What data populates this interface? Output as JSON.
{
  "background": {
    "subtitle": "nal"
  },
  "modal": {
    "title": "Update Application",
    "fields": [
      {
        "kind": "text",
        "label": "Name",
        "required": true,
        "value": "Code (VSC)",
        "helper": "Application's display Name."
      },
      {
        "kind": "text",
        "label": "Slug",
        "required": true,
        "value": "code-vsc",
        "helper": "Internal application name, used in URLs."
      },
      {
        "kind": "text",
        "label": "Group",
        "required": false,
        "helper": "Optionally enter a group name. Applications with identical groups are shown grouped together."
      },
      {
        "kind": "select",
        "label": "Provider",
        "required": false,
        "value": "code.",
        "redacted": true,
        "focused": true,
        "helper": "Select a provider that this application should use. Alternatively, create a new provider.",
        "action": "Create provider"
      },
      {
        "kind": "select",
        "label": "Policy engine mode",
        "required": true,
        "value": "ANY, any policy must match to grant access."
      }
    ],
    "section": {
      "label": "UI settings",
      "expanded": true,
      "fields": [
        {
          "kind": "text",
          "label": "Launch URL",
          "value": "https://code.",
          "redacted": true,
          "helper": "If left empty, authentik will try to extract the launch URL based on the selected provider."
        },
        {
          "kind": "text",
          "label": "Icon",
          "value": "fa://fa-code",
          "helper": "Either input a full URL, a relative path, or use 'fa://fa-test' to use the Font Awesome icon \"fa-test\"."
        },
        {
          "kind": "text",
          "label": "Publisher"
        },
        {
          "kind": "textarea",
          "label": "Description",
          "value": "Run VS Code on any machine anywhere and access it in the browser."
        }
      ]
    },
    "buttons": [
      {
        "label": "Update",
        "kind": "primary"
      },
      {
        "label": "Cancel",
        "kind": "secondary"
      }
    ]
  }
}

────

◆ **What the exercise asks**
Transcribe the full listing above without leaving anything out.

◆ **In response**
What data populates this interface? Output as JSON.
{
  "background": {
    "subtitle": "nal"
  },
  "modal": {
    "title": "Update Application",
    "fields": [
      {
        "kind": "text",
        "label": "Name",
        "required": true,
        "value": "Code (VSC)",
        "helper": "Application's display Name."
      },
      {
        "kind": "text",
        "label": "Slug",
        "required": true,
        "value": "code-vsc",
        "helper": "Internal application name, used in URLs."
      },
      {
        "kind": "text",
        "label": "Group",
        "required": false,
        "helper": "Optionally enter a group name. Applications with identical groups are shown grouped together."
      },
      {
        "kind": "select",
        "label": "Provider",
        "required": false,
        "value": "code.",
        "redacted": true,
        "focused": true,
        "helper": "Select a provider that this application should use. Alternatively, create a new provider.",
        "action": "Create provider"
      },
      {
        "kind": "select",
        "label": "Policy engine mode",
        "required": true,
        "value": "ANY, any policy must match to grant access."
      }
    ],
    "section": {
      "label": "UI settings",
      "expanded": true,
      "fields": [
        {
          "kind": "text",
          "label": "Launch URL",
          "value": "https://code.",
          "redacted": true,
          "helper": "If left empty, authentik will try to extract the launch URL based on the selected provider."
        },
        {
          "kind": "text",
          "label": "Icon",
          "value": "fa://fa-code",
          "helper": "Either input a full URL, a relative path, or use 'fa://fa-test' to use the Font Awesome icon \"fa-test\"."
        },
        {
          "kind": "text",
          "label": "Publisher"
        },
        {
          "kind": "textarea",
          "label": "Description",
          "value": "Run VS Code on any machine anywhere and access it in the browser."
        }
      ]
    },
    "buttons": [
      {
        "label": "Update",
        "kind": "primary"
      },
      {
        "label": "Cancel",
        "kind": "secondary"
      }
    ]
  }
}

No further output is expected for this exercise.